**Records provided:**
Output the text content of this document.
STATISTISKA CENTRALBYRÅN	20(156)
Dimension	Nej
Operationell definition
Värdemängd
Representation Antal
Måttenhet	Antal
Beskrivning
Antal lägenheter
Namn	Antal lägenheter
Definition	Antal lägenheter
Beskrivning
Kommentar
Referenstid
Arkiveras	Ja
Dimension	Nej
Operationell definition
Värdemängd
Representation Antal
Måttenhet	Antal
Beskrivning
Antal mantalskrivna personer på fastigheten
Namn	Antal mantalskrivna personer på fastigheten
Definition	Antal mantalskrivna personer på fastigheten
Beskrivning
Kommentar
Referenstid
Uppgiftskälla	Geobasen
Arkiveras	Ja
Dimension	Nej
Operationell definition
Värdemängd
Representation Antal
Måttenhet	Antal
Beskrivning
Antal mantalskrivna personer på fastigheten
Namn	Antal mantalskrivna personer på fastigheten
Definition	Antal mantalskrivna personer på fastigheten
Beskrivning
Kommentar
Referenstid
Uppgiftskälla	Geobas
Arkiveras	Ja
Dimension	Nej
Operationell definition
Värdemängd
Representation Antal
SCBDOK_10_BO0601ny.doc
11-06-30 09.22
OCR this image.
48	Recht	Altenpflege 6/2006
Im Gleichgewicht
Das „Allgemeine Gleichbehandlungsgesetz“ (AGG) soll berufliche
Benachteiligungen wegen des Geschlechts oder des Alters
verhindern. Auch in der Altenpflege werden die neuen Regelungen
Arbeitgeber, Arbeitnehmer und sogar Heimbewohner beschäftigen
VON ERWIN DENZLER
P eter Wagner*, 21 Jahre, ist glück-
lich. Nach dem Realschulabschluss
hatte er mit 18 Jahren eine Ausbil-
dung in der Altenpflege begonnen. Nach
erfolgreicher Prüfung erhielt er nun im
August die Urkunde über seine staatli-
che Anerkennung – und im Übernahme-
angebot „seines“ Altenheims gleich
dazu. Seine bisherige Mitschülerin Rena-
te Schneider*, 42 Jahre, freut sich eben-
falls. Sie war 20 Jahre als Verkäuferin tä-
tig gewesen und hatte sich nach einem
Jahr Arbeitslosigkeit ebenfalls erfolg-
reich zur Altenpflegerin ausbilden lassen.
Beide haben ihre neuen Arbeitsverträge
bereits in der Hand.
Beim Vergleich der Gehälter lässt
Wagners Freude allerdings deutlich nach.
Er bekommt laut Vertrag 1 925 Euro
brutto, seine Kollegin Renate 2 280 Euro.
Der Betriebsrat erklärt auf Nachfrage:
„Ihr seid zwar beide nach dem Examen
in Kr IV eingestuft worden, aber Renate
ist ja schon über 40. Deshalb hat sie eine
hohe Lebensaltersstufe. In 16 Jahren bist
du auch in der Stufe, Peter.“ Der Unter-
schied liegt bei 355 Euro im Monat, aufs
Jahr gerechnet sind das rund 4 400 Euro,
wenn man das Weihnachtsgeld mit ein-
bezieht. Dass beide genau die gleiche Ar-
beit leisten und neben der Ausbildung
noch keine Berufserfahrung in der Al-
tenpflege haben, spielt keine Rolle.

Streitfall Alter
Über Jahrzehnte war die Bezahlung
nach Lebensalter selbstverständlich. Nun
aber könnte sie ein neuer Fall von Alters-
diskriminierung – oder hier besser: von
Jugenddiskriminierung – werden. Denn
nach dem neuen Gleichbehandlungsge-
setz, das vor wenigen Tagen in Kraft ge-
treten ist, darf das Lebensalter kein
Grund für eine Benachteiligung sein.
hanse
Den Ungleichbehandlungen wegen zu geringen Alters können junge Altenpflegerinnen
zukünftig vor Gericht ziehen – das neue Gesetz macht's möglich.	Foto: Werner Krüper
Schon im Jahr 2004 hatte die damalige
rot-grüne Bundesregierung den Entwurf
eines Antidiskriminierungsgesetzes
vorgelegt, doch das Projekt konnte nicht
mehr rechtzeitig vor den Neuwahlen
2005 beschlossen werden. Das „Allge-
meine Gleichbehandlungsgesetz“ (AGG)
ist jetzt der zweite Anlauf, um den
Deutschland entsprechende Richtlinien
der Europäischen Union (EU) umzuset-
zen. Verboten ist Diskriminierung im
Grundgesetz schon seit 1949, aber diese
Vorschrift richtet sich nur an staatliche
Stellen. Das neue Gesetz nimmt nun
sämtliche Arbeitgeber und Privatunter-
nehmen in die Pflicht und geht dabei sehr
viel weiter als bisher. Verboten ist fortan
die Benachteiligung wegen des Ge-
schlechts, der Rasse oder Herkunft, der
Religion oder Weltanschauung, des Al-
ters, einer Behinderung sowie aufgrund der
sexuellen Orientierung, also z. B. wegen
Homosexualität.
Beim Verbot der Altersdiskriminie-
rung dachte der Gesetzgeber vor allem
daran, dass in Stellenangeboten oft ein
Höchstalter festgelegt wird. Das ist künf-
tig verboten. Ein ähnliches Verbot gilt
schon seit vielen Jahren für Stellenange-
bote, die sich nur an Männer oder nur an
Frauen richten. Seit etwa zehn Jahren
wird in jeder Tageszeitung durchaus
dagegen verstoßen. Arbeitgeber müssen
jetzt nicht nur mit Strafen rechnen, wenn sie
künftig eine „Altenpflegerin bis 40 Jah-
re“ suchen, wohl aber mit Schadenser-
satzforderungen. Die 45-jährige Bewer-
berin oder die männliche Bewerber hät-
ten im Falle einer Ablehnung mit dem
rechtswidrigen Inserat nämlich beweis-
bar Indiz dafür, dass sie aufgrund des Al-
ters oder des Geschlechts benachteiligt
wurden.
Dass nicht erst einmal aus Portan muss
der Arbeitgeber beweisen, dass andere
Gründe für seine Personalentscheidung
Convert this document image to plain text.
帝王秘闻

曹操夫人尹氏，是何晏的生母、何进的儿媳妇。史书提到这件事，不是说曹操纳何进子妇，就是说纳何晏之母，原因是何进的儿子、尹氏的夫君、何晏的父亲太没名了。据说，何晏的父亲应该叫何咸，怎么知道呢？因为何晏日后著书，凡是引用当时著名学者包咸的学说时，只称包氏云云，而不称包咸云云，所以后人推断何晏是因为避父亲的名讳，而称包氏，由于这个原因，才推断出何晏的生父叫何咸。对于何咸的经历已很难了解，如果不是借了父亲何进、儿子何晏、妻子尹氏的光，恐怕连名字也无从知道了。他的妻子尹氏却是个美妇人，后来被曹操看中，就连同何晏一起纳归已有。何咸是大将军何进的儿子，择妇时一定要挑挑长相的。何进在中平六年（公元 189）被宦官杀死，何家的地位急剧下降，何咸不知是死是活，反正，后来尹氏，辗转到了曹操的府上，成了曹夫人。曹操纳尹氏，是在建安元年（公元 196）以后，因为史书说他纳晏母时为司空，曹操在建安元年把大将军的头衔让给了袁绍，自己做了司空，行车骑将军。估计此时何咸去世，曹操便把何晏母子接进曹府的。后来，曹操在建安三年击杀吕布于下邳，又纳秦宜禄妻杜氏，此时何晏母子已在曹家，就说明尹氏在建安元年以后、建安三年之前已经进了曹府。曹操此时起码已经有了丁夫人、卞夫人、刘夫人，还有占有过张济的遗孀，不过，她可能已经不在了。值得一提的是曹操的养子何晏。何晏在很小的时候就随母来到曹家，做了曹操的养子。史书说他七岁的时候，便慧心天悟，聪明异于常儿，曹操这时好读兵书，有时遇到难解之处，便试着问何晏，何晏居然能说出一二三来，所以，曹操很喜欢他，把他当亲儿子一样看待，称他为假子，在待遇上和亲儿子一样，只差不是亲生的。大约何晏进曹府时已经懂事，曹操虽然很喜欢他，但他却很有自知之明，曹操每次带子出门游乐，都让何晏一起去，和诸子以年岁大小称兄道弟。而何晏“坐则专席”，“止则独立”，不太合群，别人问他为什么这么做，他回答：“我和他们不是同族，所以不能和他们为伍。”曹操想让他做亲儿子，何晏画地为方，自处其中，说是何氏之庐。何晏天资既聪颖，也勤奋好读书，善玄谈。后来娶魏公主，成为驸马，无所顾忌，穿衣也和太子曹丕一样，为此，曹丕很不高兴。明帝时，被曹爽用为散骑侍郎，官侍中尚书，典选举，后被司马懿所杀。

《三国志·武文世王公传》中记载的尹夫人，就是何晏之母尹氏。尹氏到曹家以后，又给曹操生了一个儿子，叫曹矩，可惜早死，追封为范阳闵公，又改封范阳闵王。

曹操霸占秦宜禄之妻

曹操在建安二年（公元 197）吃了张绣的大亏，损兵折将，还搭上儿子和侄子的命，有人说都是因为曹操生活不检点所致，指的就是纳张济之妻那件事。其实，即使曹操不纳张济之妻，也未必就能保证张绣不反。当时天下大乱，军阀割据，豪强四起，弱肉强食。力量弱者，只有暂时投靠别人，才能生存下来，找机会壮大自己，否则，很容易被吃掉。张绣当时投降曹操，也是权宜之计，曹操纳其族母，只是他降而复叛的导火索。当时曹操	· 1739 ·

**What is expected:** Check every line of the data, and copy the ones that contain "Renate".

**Response to the exercise:**
brutto, seine Kollegin Renate 2 280 Euro.
in Kr IV eingestuft worden, aber Renate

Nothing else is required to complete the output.